━━━ RECORDED INFORMATION

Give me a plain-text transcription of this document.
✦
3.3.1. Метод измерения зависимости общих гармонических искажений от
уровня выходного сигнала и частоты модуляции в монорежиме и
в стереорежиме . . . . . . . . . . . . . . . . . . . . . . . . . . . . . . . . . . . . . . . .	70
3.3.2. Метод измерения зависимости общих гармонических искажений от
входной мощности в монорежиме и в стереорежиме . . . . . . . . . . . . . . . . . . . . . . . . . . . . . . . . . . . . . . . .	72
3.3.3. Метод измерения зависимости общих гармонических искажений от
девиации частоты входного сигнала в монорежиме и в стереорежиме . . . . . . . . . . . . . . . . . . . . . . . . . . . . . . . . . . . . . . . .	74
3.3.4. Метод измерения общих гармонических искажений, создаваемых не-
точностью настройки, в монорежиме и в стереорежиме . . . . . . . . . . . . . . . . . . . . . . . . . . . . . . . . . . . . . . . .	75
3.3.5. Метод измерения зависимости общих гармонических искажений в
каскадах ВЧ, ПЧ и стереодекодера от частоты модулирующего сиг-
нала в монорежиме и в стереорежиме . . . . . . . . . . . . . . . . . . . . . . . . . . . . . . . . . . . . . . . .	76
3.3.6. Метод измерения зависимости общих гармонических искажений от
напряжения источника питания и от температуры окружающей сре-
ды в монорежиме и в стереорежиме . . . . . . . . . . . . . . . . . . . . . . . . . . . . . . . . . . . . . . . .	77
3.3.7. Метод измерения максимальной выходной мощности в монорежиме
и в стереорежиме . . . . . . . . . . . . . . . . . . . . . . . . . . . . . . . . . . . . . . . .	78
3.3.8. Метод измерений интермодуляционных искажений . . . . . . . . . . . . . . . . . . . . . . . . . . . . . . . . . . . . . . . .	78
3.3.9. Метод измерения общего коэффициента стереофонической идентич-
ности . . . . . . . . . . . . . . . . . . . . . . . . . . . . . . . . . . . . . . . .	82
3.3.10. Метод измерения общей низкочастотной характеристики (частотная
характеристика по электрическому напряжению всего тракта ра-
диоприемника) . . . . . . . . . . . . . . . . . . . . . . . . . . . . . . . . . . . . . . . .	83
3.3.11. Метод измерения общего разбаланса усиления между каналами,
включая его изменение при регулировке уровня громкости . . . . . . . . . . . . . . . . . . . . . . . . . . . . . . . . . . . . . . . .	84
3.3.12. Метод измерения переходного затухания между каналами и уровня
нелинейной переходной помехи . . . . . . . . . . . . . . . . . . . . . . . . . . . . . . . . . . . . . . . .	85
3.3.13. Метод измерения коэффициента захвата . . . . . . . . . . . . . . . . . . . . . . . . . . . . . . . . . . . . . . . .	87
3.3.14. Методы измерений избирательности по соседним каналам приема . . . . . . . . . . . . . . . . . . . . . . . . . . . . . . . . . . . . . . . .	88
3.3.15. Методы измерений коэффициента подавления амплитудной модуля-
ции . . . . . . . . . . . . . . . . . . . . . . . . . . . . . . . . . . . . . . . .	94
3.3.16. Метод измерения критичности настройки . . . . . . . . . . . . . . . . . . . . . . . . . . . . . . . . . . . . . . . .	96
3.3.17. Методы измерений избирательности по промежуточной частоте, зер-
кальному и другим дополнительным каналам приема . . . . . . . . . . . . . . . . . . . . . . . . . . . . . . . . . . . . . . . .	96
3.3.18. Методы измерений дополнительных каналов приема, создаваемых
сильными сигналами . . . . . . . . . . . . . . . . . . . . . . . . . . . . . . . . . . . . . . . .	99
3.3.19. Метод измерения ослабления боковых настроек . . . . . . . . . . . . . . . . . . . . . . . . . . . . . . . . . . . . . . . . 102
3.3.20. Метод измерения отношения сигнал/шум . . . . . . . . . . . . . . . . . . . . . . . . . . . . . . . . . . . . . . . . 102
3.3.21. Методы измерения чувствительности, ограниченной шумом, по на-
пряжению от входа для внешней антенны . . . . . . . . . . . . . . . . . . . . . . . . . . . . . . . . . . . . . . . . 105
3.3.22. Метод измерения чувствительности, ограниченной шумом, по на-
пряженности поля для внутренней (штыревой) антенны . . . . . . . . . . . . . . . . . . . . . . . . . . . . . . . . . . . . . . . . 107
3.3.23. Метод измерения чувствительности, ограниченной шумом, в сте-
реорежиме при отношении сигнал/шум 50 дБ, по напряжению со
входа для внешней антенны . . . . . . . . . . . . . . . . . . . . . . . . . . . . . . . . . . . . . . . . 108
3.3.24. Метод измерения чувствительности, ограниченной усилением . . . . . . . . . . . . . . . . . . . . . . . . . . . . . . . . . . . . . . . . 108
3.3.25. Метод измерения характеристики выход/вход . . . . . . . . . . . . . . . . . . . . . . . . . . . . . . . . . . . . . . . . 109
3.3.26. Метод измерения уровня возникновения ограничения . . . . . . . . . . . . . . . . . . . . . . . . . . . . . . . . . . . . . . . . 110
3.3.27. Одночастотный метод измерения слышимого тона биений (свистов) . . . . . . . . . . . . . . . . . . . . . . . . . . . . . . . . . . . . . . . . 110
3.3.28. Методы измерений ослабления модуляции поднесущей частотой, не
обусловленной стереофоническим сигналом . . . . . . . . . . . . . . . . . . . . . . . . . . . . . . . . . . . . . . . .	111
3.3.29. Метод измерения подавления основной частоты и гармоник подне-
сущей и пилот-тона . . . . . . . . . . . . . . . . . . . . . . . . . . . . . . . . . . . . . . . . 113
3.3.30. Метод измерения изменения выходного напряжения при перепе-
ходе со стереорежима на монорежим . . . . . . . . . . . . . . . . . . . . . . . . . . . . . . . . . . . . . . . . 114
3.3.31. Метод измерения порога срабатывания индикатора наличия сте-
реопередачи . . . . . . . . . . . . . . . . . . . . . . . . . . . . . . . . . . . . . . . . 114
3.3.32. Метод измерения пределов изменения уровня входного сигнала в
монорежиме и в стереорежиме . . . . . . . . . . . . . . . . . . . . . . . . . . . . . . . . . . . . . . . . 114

━━━━━━

Gather, from the listing above, every line carrying the word "гармонических".

3.3.1. Метод измерения зависимости общих гармонических искажений от
3.3.2. Метод измерения зависимости общих гармонических искажений от
3.3.3. Метод измерения зависимости общих гармонических искажений от
3.3.4. Метод измерения общих гармонических искажений, создаваемых не-
3.3.5. Метод измерения зависимости общих гармонических искажений в
3.3.6. Метод измерения зависимости общих гармонических искажений от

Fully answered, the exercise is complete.